• _Directions_: Each line below should be retyped exactly, with no pictures.

Dataset records
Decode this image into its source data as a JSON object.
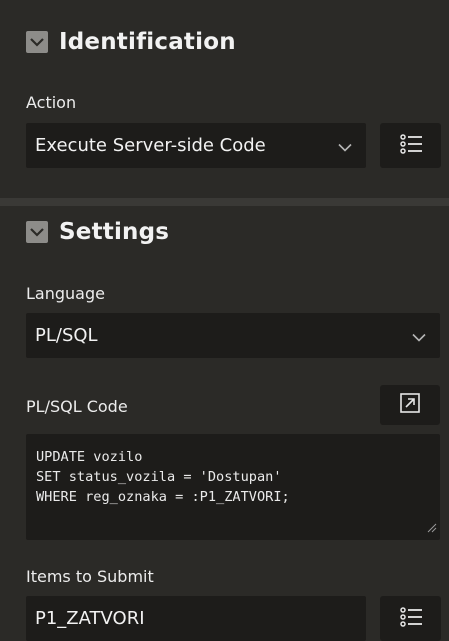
{
  "identification": {
    "title": "Identification",
    "action_label": "Action",
    "action_value": "Execute Server-side Code"
  },
  "settings": {
    "title": "Settings",
    "language_label": "Language",
    "language_value": "PL/SQL",
    "code_label": "PL/SQL Code",
    "code_lines": [
      "UPDATE vozilo",
      "SET status_vozila = 'Dostupan'",
      "WHERE reg_oznaka = :P1_ZATVORI;"
    ],
    "items_label": "Items to Submit",
    "items_value": "P1_ZATVORI"
  },
  "icons": {
    "collapse": "chevron-down-icon",
    "list": "list-icon",
    "expand": "expand-editor-icon"
  },
  "colors": {
    "background": "#2b2a27",
    "field_background": "#1d1c1a",
    "text": "#e6e6e6"
  }
}
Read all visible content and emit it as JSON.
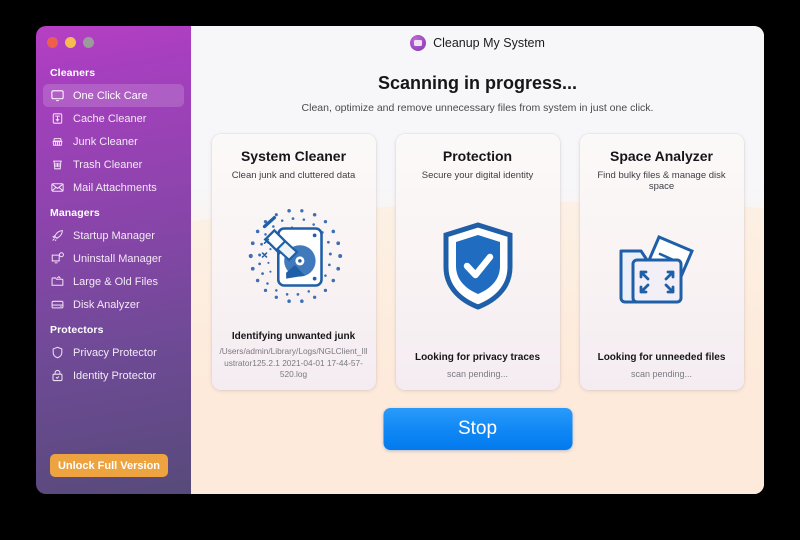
{
  "window": {
    "traffic_lights": [
      "close",
      "minimize",
      "zoom"
    ]
  },
  "sidebar": {
    "groups": [
      {
        "title": "Cleaners",
        "items": [
          {
            "label": "One Click Care",
            "icon": "monitor-icon",
            "active": true
          },
          {
            "label": "Cache Cleaner",
            "icon": "cache-icon",
            "active": false
          },
          {
            "label": "Junk Cleaner",
            "icon": "broom-icon",
            "active": false
          },
          {
            "label": "Trash Cleaner",
            "icon": "trash-icon",
            "active": false
          },
          {
            "label": "Mail Attachments",
            "icon": "mail-icon",
            "active": false
          }
        ]
      },
      {
        "title": "Managers",
        "items": [
          {
            "label": "Startup Manager",
            "icon": "rocket-icon",
            "active": false
          },
          {
            "label": "Uninstall Manager",
            "icon": "uninstall-icon",
            "active": false
          },
          {
            "label": "Large & Old Files",
            "icon": "folder-icon",
            "active": false
          },
          {
            "label": "Disk Analyzer",
            "icon": "disk-icon",
            "active": false
          }
        ]
      },
      {
        "title": "Protectors",
        "items": [
          {
            "label": "Privacy Protector",
            "icon": "shield-icon",
            "active": false
          },
          {
            "label": "Identity Protector",
            "icon": "lock-icon",
            "active": false
          }
        ]
      }
    ],
    "unlock_button": "Unlock Full Version"
  },
  "header": {
    "app_title": "Cleanup My System",
    "logo_icon": "app-logo-icon"
  },
  "main": {
    "headline": "Scanning in progress...",
    "subhead": "Clean, optimize and remove unnecessary files from system in just one click.",
    "stop_button": "Stop",
    "cards": [
      {
        "title": "System Cleaner",
        "subtitle": "Clean junk and cluttered data",
        "art_icon": "harddrive-broom-icon",
        "status": "Identifying unwanted junk",
        "detail": "/Users/admin/Library/Logs/NGLClient_Illustrator125.2.1 2021-04-01 17-44-57-520.log"
      },
      {
        "title": "Protection",
        "subtitle": "Secure your digital identity",
        "art_icon": "shield-check-icon",
        "status": "Looking for privacy traces",
        "detail": "scan pending..."
      },
      {
        "title": "Space Analyzer",
        "subtitle": "Find bulky files & manage disk space",
        "art_icon": "folder-expand-icon",
        "status": "Looking for unneeded files",
        "detail": "scan pending..."
      }
    ]
  },
  "colors": {
    "sidebar_top": "#b73fc4",
    "sidebar_bottom": "#574a7a",
    "unlock_button": "#eda33f",
    "stop_button": "#0b8af5",
    "art_blue": "#1f5fa8",
    "main_bottom": "#fdeadb"
  }
}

• _Exercise response_:
Decode this image into its source data as a JSON object.
{
  "identification": {
    "title": "Identification",
    "action_label": "Action",
    "action_value": "Execute Server-side Code"
  },
  "settings": {
    "title": "Settings",
    "language_label": "Language",
    "language_value": "PL/SQL",
    "code_label": "PL/SQL Code",
    "code_lines": [
      "UPDATE vozilo",
      "SET status_vozila = 'Dostupan'",
      "WHERE reg_oznaka = :P1_ZATVORI;"
    ],
    "items_label": "Items to Submit",
    "items_value": "P1_ZATVORI"
  },
  "icons": {
    "collapse": "chevron-down-icon",
    "list": "list-icon",
    "expand": "expand-editor-icon"
  },
  "colors": {
    "background": "#2b2a27",
    "field_background": "#1d1c1a",
    "text": "#e6e6e6"
  }
}
Read all visible content and emit it as JSON.
{
  "window": {
    "traffic_lights": [
      "close",
      "minimize",
      "zoom"
    ]
  },
  "sidebar": {
    "groups": [
      {
        "title": "Cleaners",
        "items": [
          {
            "label": "One Click Care",
            "icon": "monitor-icon",
            "active": true
          },
          {
            "label": "Cache Cleaner",
            "icon": "cache-icon",
            "active": false
          },
          {
            "label": "Junk Cleaner",
            "icon": "broom-icon",
            "active": false
          },
          {
            "label": "Trash Cleaner",
            "icon": "trash-icon",
            "active": false
          },
          {
            "label": "Mail Attachments",
            "icon": "mail-icon",
            "active": false
          }
        ]
      },
      {
        "title": "Managers",
        "items": [
          {
            "label": "Startup Manager",
            "icon": "rocket-icon",
            "active": false
          },
          {
            "label": "Uninstall Manager",
            "icon": "uninstall-icon",
            "active": false
          },
          {
            "label": "Large & Old Files",
            "icon": "folder-icon",
            "active": false
          },
          {
            "label": "Disk Analyzer",
            "icon": "disk-icon",
            "active": false
          }
        ]
      },
      {
        "title": "Protectors",
        "items": [
          {
            "label": "Privacy Protector",
            "icon": "shield-icon",
            "active": false
          },
          {
            "label": "Identity Protector",
            "icon": "lock-icon",
            "active": false
          }
        ]
      }
    ],
    "unlock_button": "Unlock Full Version"
  },
  "header": {
    "app_title": "Cleanup My System",
    "logo_icon": "app-logo-icon"
  },
  "main": {
    "headline": "Scanning in progress...",
    "subhead": "Clean, optimize and remove unnecessary files from system in just one click.",
    "stop_button": "Stop",
    "cards": [
      {
        "title": "System Cleaner",
        "subtitle": "Clean junk and cluttered data",
        "art_icon": "harddrive-broom-icon",
        "status": "Identifying unwanted junk",
        "detail": "/Users/admin/Library/Logs/NGLClient_Illustrator125.2.1 2021-04-01 17-44-57-520.log"
      },
      {
        "title": "Protection",
        "subtitle": "Secure your digital identity",
        "art_icon": "shield-check-icon",
        "status": "Looking for privacy traces",
        "detail": "scan pending..."
      },
      {
        "title": "Space Analyzer",
        "subtitle": "Find bulky files & manage disk space",
        "art_icon": "folder-expand-icon",
        "status": "Looking for unneeded files",
        "detail": "scan pending..."
      }
    ]
  },
  "colors": {
    "sidebar_top": "#b73fc4",
    "sidebar_bottom": "#574a7a",
    "unlock_button": "#eda33f",
    "stop_button": "#0b8af5",
    "art_blue": "#1f5fa8",
    "main_bottom": "#fdeadb"
  }
}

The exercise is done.